Your objective:
Give the material once more, word for word, without any images.
### Material provided
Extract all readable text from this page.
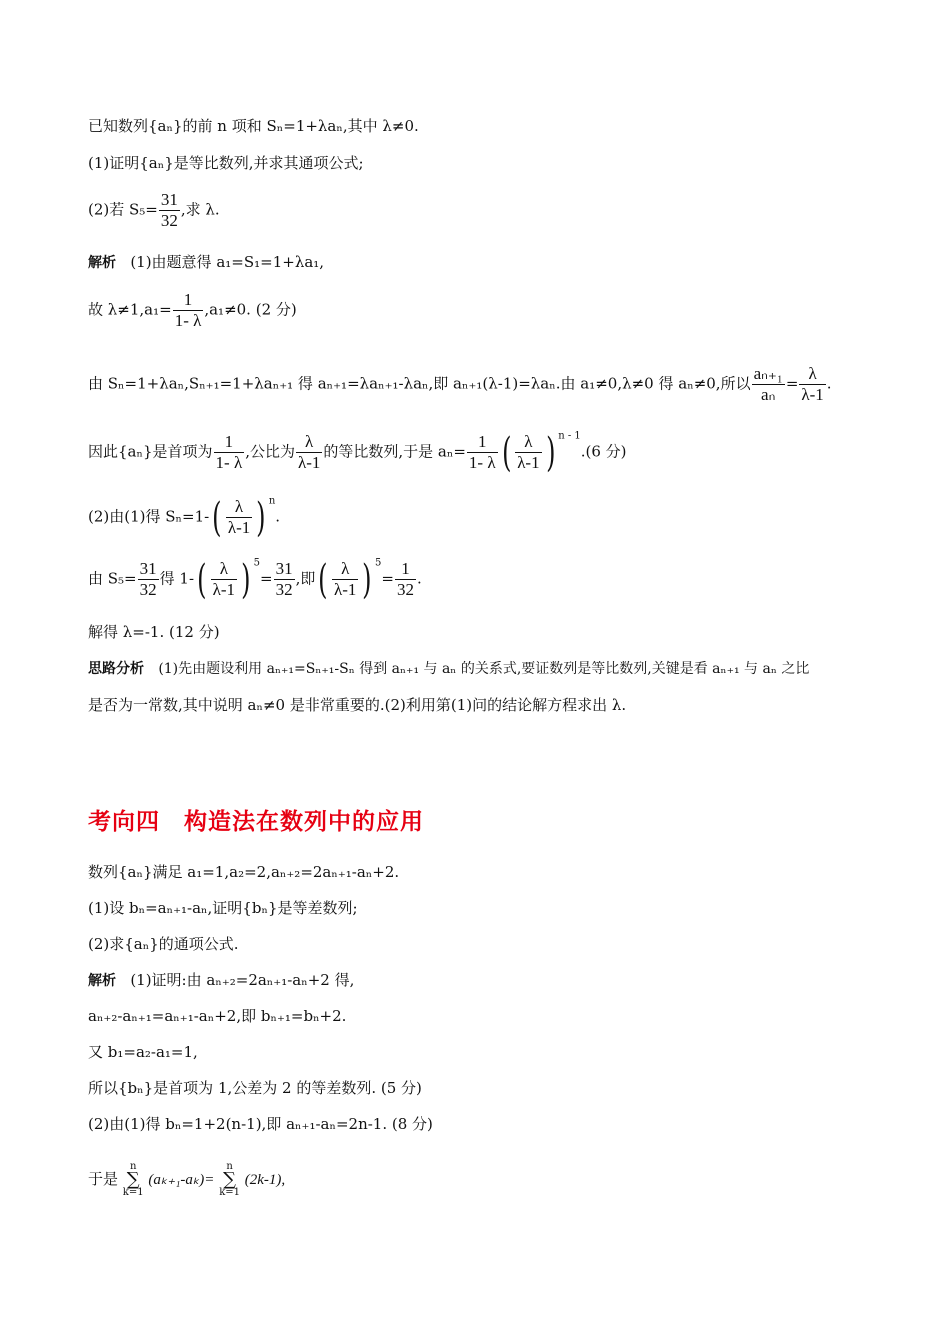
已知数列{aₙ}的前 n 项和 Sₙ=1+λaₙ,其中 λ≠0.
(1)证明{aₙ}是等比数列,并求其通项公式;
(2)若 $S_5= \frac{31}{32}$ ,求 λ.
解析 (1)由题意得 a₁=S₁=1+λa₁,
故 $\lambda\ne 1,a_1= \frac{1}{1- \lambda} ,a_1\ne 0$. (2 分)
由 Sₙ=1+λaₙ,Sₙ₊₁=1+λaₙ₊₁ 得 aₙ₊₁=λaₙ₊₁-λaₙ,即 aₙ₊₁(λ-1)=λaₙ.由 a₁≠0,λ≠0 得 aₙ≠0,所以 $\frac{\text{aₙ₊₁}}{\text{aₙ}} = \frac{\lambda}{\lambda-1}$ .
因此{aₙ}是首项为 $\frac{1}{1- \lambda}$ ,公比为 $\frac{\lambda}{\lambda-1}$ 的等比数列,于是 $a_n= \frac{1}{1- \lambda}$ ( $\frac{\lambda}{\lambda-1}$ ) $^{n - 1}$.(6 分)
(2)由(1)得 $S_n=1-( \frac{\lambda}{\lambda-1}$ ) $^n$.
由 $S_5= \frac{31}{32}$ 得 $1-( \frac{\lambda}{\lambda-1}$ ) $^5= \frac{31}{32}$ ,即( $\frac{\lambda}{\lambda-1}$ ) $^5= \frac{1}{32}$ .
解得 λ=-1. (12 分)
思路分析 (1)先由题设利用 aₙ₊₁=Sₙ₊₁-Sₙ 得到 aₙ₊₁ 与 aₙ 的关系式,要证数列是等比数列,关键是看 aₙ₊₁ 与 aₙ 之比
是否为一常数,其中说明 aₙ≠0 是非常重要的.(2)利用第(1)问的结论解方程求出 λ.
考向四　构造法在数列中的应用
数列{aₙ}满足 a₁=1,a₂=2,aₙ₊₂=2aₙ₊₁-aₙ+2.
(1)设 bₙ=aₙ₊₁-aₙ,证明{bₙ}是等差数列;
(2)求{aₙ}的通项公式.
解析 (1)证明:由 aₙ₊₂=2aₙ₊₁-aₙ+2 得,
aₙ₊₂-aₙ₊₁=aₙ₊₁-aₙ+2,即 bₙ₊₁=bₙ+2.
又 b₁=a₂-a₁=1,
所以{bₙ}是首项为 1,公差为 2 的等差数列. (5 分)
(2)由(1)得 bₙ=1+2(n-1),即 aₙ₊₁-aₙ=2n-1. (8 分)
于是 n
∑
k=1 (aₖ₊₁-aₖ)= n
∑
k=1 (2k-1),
######
Worked answer:
Extract all readable text from this page.
已知数列{aₙ}的前 n 项和 Sₙ=1+λaₙ,其中 λ≠0.
(1)证明{aₙ}是等比数列,并求其通项公式;
(2)若 $S_5= \frac{31}{32}$ ,求 λ.
解析 (1)由题意得 a₁=S₁=1+λa₁,
故 $\lambda\ne 1,a_1= \frac{1}{1- \lambda} ,a_1\ne 0$. (2 分)
由 Sₙ=1+λaₙ,Sₙ₊₁=1+λaₙ₊₁ 得 aₙ₊₁=λaₙ₊₁-λaₙ,即 aₙ₊₁(λ-1)=λaₙ.由 a₁≠0,λ≠0 得 aₙ≠0,所以 $\frac{\text{aₙ₊₁}}{\text{aₙ}} = \frac{\lambda}{\lambda-1}$ .
因此{aₙ}是首项为 $\frac{1}{1- \lambda}$ ,公比为 $\frac{\lambda}{\lambda-1}$ 的等比数列,于是 $a_n= \frac{1}{1- \lambda}$ ( $\frac{\lambda}{\lambda-1}$ ) $^{n - 1}$.(6 分)
(2)由(1)得 $S_n=1-( \frac{\lambda}{\lambda-1}$ ) $^n$.
由 $S_5= \frac{31}{32}$ 得 $1-( \frac{\lambda}{\lambda-1}$ ) $^5= \frac{31}{32}$ ,即( $\frac{\lambda}{\lambda-1}$ ) $^5= \frac{1}{32}$ .
解得 λ=-1. (12 分)
思路分析 (1)先由题设利用 aₙ₊₁=Sₙ₊₁-Sₙ 得到 aₙ₊₁ 与 aₙ 的关系式,要证数列是等比数列,关键是看 aₙ₊₁ 与 aₙ 之比
是否为一常数,其中说明 aₙ≠0 是非常重要的.(2)利用第(1)问的结论解方程求出 λ.
考向四　构造法在数列中的应用
数列{aₙ}满足 a₁=1,a₂=2,aₙ₊₂=2aₙ₊₁-aₙ+2.
(1)设 bₙ=aₙ₊₁-aₙ,证明{bₙ}是等差数列;
(2)求{aₙ}的通项公式.
解析 (1)证明:由 aₙ₊₂=2aₙ₊₁-aₙ+2 得,
aₙ₊₂-aₙ₊₁=aₙ₊₁-aₙ+2,即 bₙ₊₁=bₙ+2.
又 b₁=a₂-a₁=1,
所以{bₙ}是首项为 1,公差为 2 的等差数列. (5 分)
(2)由(1)得 bₙ=1+2(n-1),即 aₙ₊₁-aₙ=2n-1. (8 分)
于是 n
∑
k=1 (aₖ₊₁-aₖ)= n
∑
k=1 (2k-1),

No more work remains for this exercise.